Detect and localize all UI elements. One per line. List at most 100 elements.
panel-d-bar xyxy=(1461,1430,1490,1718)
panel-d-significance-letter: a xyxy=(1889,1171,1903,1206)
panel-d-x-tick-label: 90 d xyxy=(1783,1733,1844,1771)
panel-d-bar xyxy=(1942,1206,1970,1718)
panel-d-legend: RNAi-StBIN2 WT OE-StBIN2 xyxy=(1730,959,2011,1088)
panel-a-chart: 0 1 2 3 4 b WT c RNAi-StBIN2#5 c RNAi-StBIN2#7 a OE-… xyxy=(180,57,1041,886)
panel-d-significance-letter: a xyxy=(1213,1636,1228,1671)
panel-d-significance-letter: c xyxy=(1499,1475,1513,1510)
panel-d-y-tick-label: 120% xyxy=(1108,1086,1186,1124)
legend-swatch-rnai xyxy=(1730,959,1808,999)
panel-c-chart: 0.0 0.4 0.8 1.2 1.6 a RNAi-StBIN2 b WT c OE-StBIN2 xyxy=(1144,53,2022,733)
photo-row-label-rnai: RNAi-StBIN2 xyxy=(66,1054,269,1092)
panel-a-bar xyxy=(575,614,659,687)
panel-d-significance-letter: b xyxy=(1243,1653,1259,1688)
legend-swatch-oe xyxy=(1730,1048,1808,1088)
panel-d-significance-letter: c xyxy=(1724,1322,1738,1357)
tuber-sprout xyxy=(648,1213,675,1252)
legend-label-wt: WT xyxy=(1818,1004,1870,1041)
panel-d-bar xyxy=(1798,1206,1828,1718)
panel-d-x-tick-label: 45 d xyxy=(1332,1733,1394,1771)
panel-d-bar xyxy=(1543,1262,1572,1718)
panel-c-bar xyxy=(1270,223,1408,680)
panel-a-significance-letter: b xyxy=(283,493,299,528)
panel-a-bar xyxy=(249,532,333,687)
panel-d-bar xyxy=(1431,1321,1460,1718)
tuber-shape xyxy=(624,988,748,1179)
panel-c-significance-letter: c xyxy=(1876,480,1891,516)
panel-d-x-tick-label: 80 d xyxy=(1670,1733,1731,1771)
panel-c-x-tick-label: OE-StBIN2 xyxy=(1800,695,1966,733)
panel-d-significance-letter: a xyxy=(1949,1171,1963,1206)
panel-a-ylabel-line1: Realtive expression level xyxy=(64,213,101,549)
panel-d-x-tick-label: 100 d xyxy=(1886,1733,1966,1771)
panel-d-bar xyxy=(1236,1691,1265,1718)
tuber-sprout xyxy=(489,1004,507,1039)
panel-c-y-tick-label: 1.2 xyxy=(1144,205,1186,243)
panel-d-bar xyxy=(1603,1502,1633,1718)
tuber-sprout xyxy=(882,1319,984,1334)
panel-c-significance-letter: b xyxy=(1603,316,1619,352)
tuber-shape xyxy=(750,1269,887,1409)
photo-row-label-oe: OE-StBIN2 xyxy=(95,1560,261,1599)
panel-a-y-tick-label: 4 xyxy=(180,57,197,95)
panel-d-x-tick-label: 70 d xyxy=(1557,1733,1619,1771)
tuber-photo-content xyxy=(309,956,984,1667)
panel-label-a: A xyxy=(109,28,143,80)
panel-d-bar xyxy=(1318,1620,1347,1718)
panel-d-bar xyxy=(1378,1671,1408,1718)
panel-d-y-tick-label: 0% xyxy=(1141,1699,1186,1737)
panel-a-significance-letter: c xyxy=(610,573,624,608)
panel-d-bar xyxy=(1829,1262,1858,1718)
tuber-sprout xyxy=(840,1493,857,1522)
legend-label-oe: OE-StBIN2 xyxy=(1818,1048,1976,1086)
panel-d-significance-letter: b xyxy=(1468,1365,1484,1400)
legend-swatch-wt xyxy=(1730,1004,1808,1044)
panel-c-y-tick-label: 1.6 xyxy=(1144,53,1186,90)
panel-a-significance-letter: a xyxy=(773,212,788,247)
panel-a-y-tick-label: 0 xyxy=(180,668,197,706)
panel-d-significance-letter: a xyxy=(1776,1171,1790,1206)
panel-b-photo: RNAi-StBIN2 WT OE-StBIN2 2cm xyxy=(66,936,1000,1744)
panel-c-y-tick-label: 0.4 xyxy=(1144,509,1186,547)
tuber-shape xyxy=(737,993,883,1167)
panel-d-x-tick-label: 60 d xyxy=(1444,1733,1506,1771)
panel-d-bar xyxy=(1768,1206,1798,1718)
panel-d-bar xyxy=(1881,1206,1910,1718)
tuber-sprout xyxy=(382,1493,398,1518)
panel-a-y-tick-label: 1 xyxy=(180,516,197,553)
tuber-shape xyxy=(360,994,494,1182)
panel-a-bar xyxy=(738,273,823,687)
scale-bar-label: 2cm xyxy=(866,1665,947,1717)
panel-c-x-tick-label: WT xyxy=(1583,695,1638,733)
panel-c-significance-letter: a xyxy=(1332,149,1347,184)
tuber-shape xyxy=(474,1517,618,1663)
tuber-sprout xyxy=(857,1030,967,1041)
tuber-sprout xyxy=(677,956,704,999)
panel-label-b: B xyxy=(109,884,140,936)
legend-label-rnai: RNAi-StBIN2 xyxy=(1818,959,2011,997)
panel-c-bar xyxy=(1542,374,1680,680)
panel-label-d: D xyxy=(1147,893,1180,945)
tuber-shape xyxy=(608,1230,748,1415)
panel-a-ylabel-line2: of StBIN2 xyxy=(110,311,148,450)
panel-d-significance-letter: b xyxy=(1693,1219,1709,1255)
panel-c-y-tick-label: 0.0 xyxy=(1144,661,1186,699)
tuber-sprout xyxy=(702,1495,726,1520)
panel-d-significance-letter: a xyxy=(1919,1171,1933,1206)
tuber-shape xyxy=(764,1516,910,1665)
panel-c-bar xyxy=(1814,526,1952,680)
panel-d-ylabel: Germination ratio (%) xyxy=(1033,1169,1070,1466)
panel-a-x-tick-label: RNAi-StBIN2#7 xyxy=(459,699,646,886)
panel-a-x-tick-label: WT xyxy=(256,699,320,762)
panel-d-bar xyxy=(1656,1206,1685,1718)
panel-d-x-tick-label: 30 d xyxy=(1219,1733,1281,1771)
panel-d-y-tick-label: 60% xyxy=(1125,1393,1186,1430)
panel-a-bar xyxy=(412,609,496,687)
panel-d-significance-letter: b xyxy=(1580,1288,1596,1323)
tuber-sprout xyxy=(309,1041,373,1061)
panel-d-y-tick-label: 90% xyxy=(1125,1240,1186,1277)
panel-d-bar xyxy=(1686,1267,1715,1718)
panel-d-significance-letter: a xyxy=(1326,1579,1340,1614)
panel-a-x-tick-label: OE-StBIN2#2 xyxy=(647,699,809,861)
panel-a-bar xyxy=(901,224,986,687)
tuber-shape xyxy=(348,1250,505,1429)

###

* _To do_
Can you rewrite all the entries above, changing "tuber-sprout" to "tuber-bud" and leaving everything else the same?

* _Task answer_
Detect and localize all UI elements. One per line. List at most 100 elements.
panel-d-bar xyxy=(1461,1430,1490,1718)
panel-d-significance-letter: a xyxy=(1889,1171,1903,1206)
panel-d-x-tick-label: 90 d xyxy=(1783,1733,1844,1771)
panel-d-bar xyxy=(1942,1206,1970,1718)
panel-d-legend: RNAi-StBIN2 WT OE-StBIN2 xyxy=(1730,959,2011,1088)
panel-a-chart: 0 1 2 3 4 b WT c RNAi-StBIN2#5 c RNAi-StBIN2#7 a OE-… xyxy=(180,57,1041,886)
panel-d-significance-letter: a xyxy=(1213,1636,1228,1671)
panel-d-significance-letter: c xyxy=(1499,1475,1513,1510)
panel-d-y-tick-label: 120% xyxy=(1108,1086,1186,1124)
legend-swatch-rnai xyxy=(1730,959,1808,999)
panel-c-chart: 0.0 0.4 0.8 1.2 1.6 a RNAi-StBIN2 b WT c OE-StBIN2 xyxy=(1144,53,2022,733)
photo-row-label-rnai: RNAi-StBIN2 xyxy=(66,1054,269,1092)
panel-a-bar xyxy=(575,614,659,687)
panel-d-significance-letter: b xyxy=(1243,1653,1259,1688)
legend-swatch-oe xyxy=(1730,1048,1808,1088)
panel-d-significance-letter: c xyxy=(1724,1322,1738,1357)
tuber-bud xyxy=(648,1213,675,1252)
legend-label-wt: WT xyxy=(1818,1004,1870,1041)
panel-d-bar xyxy=(1798,1206,1828,1718)
panel-d-x-tick-label: 45 d xyxy=(1332,1733,1394,1771)
panel-d-bar xyxy=(1543,1262,1572,1718)
panel-c-bar xyxy=(1270,223,1408,680)
panel-a-significance-letter: b xyxy=(283,493,299,528)
panel-a-bar xyxy=(249,532,333,687)
panel-d-bar xyxy=(1431,1321,1460,1718)
tuber-shape xyxy=(624,988,748,1179)
panel-c-significance-letter: c xyxy=(1876,480,1891,516)
panel-d-x-tick-label: 80 d xyxy=(1670,1733,1731,1771)
panel-c-x-tick-label: OE-StBIN2 xyxy=(1800,695,1966,733)
panel-d-significance-letter: a xyxy=(1949,1171,1963,1206)
panel-a-ylabel-line1: Realtive expression level xyxy=(64,213,101,549)
panel-d-x-tick-label: 100 d xyxy=(1886,1733,1966,1771)
panel-d-bar xyxy=(1236,1691,1265,1718)
tuber-bud xyxy=(489,1004,507,1039)
panel-c-y-tick-label: 1.2 xyxy=(1144,205,1186,243)
panel-d-bar xyxy=(1603,1502,1633,1718)
tuber-bud xyxy=(882,1319,984,1334)
panel-c-significance-letter: b xyxy=(1603,316,1619,352)
tuber-shape xyxy=(750,1269,887,1409)
photo-row-label-oe: OE-StBIN2 xyxy=(95,1560,261,1599)
panel-a-y-tick-label: 4 xyxy=(180,57,197,95)
panel-d-x-tick-label: 70 d xyxy=(1557,1733,1619,1771)
tuber-photo-content xyxy=(309,956,984,1667)
panel-label-a: A xyxy=(109,28,143,80)
panel-d-bar xyxy=(1318,1620,1347,1718)
panel-d-bar xyxy=(1378,1671,1408,1718)
panel-d-y-tick-label: 0% xyxy=(1141,1699,1186,1737)
panel-a-significance-letter: c xyxy=(610,573,624,608)
panel-d-bar xyxy=(1829,1262,1858,1718)
tuber-bud xyxy=(840,1493,857,1522)
legend-label-oe: OE-StBIN2 xyxy=(1818,1048,1976,1086)
panel-d-significance-letter: b xyxy=(1468,1365,1484,1400)
legend-swatch-wt xyxy=(1730,1004,1808,1044)
panel-c-y-tick-label: 1.6 xyxy=(1144,53,1186,90)
panel-a-significance-letter: a xyxy=(773,212,788,247)
panel-a-y-tick-label: 0 xyxy=(180,668,197,706)
panel-d-significance-letter: a xyxy=(1776,1171,1790,1206)
panel-b-photo: RNAi-StBIN2 WT OE-StBIN2 2cm xyxy=(66,936,1000,1744)
panel-c-y-tick-label: 0.4 xyxy=(1144,509,1186,547)
tuber-shape xyxy=(737,993,883,1167)
panel-d-x-tick-label: 60 d xyxy=(1444,1733,1506,1771)
panel-d-bar xyxy=(1768,1206,1798,1718)
panel-d-bar xyxy=(1881,1206,1910,1718)
tuber-bud xyxy=(382,1493,398,1518)
panel-a-y-tick-label: 1 xyxy=(180,516,197,553)
tuber-shape xyxy=(360,994,494,1182)
panel-a-bar xyxy=(738,273,823,687)
scale-bar-label: 2cm xyxy=(866,1665,947,1717)
panel-c-x-tick-label: WT xyxy=(1583,695,1638,733)
panel-c-significance-letter: a xyxy=(1332,149,1347,184)
tuber-shape xyxy=(474,1517,618,1663)
tuber-bud xyxy=(857,1030,967,1041)
tuber-bud xyxy=(677,956,704,999)
panel-label-b: B xyxy=(109,884,140,936)
legend-label-rnai: RNAi-StBIN2 xyxy=(1818,959,2011,997)
panel-c-bar xyxy=(1542,374,1680,680)
panel-label-d: D xyxy=(1147,893,1180,945)
tuber-shape xyxy=(608,1230,748,1415)
panel-a-ylabel-line2: of StBIN2 xyxy=(110,311,148,450)
panel-d-significance-letter: b xyxy=(1693,1219,1709,1255)
panel-c-y-tick-label: 0.0 xyxy=(1144,661,1186,699)
tuber-bud xyxy=(702,1495,726,1520)
panel-d-significance-letter: a xyxy=(1919,1171,1933,1206)
tuber-shape xyxy=(764,1516,910,1665)
panel-c-bar xyxy=(1814,526,1952,680)
panel-d-ylabel: Germination ratio (%) xyxy=(1033,1169,1070,1466)
panel-a-x-tick-label: RNAi-StBIN2#7 xyxy=(459,699,646,886)
panel-a-x-tick-label: WT xyxy=(256,699,320,762)
panel-d-bar xyxy=(1656,1206,1685,1718)
panel-d-x-tick-label: 30 d xyxy=(1219,1733,1281,1771)
panel-d-y-tick-label: 60% xyxy=(1125,1393,1186,1430)
panel-a-bar xyxy=(412,609,496,687)
panel-d-significance-letter: b xyxy=(1580,1288,1596,1323)
tuber-bud xyxy=(309,1041,373,1061)
panel-d-y-tick-label: 90% xyxy=(1125,1240,1186,1277)
panel-d-bar xyxy=(1686,1267,1715,1718)
panel-d-significance-letter: a xyxy=(1326,1579,1340,1614)
panel-a-x-tick-label: OE-StBIN2#2 xyxy=(647,699,809,861)
panel-a-bar xyxy=(901,224,986,687)
tuber-shape xyxy=(348,1250,505,1429)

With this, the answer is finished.